▶ Stated task
Report each line of the data that has "today" somewhere in it.

▶ The input
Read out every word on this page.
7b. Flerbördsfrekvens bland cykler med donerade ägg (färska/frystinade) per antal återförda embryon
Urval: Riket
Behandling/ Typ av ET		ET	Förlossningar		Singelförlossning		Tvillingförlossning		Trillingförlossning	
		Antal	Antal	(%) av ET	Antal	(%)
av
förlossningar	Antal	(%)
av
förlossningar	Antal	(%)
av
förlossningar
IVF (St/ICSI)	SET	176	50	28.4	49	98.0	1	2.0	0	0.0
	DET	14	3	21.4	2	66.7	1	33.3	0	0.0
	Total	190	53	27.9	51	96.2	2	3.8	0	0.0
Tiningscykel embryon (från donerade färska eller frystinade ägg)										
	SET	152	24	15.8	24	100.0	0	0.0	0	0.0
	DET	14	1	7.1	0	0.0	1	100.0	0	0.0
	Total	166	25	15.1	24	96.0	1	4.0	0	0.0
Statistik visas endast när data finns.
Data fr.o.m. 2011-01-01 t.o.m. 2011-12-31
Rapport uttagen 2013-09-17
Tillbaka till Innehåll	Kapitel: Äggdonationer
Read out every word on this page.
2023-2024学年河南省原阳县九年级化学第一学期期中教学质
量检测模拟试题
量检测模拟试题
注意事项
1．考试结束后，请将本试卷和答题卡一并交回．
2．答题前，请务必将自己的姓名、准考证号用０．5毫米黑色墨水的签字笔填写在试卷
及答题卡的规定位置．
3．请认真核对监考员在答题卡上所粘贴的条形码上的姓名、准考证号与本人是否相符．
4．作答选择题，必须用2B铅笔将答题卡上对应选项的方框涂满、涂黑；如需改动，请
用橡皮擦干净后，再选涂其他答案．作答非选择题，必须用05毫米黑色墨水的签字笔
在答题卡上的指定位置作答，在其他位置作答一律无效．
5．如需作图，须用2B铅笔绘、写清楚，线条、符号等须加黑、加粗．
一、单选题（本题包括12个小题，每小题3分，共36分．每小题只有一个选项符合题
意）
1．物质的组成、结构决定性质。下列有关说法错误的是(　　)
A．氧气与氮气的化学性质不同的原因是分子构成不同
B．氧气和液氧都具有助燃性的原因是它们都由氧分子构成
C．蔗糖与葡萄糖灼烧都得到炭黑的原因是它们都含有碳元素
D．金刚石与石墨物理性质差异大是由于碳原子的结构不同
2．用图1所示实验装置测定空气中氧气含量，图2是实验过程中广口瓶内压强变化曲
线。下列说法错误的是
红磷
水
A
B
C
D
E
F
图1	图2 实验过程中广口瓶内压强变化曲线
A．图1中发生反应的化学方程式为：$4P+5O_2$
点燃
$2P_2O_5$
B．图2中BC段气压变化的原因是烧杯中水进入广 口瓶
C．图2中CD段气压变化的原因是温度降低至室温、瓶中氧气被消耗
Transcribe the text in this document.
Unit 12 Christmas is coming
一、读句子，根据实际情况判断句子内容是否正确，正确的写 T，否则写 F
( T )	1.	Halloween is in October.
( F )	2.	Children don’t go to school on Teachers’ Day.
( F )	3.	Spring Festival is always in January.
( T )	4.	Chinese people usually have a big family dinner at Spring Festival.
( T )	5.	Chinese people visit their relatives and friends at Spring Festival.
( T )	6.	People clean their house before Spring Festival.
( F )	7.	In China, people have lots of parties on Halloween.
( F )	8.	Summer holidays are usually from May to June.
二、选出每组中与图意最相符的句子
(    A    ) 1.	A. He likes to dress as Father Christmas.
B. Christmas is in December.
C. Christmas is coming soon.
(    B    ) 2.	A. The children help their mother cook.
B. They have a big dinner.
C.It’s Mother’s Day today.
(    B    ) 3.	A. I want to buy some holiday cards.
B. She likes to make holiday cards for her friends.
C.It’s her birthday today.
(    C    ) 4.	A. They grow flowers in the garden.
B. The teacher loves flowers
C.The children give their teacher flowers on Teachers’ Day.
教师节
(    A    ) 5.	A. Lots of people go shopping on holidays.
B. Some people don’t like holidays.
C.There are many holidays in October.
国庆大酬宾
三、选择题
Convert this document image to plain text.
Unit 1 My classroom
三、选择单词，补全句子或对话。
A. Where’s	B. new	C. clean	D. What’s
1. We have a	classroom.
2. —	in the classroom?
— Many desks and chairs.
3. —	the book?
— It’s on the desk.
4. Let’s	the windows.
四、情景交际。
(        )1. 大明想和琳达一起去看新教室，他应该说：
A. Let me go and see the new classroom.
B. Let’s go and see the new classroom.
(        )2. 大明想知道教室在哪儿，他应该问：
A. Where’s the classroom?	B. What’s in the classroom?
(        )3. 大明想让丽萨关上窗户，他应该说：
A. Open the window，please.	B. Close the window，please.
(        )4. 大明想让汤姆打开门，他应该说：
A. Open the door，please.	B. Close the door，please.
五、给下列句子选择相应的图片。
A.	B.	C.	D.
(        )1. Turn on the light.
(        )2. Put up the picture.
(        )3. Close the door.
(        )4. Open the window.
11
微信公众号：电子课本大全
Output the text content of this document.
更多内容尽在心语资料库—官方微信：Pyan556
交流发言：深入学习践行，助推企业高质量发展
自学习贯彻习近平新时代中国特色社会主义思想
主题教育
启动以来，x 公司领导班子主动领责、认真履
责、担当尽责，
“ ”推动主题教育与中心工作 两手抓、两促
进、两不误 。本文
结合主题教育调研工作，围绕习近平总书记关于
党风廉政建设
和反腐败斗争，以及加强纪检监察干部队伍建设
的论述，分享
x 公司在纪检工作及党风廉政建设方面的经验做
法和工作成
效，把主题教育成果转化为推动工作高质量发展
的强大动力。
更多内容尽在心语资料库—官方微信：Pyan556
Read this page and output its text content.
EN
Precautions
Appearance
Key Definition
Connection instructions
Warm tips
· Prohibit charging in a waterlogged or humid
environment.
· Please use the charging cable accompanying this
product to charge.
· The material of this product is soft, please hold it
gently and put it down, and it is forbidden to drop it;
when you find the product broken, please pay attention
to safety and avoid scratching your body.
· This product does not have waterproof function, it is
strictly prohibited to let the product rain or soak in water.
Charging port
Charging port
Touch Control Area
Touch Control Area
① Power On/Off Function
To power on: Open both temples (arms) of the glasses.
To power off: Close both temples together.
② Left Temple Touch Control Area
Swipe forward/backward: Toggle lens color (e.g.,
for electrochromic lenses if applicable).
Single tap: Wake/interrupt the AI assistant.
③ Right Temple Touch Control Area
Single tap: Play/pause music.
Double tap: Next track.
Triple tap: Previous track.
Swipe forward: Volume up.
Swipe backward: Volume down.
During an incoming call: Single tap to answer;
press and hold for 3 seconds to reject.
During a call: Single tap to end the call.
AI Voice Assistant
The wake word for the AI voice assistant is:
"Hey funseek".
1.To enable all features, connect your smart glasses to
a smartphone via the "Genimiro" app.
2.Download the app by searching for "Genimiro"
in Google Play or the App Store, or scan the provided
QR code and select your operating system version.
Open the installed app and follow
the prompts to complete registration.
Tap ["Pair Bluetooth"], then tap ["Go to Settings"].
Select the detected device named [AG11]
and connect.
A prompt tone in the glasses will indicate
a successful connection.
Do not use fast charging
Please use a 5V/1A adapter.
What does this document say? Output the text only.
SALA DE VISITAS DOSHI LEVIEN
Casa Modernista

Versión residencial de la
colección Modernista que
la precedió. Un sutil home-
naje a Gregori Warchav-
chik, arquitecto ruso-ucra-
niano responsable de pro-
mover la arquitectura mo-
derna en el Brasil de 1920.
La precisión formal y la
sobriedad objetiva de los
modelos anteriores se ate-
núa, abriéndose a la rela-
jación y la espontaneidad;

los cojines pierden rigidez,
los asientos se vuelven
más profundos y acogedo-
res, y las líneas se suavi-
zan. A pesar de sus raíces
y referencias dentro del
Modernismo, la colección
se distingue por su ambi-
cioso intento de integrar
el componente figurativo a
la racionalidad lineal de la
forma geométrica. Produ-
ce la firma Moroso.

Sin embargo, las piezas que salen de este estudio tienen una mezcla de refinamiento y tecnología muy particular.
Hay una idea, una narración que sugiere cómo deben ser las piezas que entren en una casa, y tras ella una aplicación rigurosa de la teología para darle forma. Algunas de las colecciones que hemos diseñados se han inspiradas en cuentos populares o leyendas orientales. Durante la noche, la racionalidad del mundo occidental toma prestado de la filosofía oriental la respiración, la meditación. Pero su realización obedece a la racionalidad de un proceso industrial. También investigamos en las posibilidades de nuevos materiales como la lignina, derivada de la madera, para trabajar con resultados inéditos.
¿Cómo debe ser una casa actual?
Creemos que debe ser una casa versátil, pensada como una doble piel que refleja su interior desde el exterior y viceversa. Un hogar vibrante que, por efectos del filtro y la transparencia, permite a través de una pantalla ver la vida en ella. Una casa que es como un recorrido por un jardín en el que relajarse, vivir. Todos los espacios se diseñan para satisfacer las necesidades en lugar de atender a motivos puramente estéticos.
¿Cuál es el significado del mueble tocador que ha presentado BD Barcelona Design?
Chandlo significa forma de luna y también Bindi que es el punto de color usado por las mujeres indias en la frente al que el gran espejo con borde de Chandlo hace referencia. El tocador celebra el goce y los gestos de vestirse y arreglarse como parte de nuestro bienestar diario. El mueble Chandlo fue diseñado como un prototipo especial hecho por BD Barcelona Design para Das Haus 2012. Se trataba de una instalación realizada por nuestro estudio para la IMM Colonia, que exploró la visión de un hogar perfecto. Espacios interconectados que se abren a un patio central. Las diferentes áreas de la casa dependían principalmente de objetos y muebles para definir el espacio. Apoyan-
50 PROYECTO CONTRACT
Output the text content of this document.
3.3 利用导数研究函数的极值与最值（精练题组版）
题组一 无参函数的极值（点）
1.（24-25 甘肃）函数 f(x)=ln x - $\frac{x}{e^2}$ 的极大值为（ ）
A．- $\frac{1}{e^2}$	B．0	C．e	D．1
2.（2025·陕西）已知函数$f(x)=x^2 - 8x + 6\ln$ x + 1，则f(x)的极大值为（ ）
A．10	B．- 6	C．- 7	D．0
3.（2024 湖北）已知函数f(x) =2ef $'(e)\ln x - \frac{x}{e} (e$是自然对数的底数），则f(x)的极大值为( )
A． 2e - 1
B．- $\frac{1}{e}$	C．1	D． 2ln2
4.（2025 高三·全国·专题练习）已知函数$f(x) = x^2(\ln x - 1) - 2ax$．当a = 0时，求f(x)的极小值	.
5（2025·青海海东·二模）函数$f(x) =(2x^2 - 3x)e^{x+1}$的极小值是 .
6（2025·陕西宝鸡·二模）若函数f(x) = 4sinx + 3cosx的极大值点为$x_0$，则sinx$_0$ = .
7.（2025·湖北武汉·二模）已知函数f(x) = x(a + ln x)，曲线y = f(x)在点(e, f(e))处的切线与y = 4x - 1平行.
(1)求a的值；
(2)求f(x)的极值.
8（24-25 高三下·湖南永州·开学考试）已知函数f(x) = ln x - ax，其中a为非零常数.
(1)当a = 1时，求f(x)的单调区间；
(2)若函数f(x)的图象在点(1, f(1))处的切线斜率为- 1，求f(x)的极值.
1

▶ Solution for this task
C.It’s Mother’s Day today.
C.It’s her birthday today.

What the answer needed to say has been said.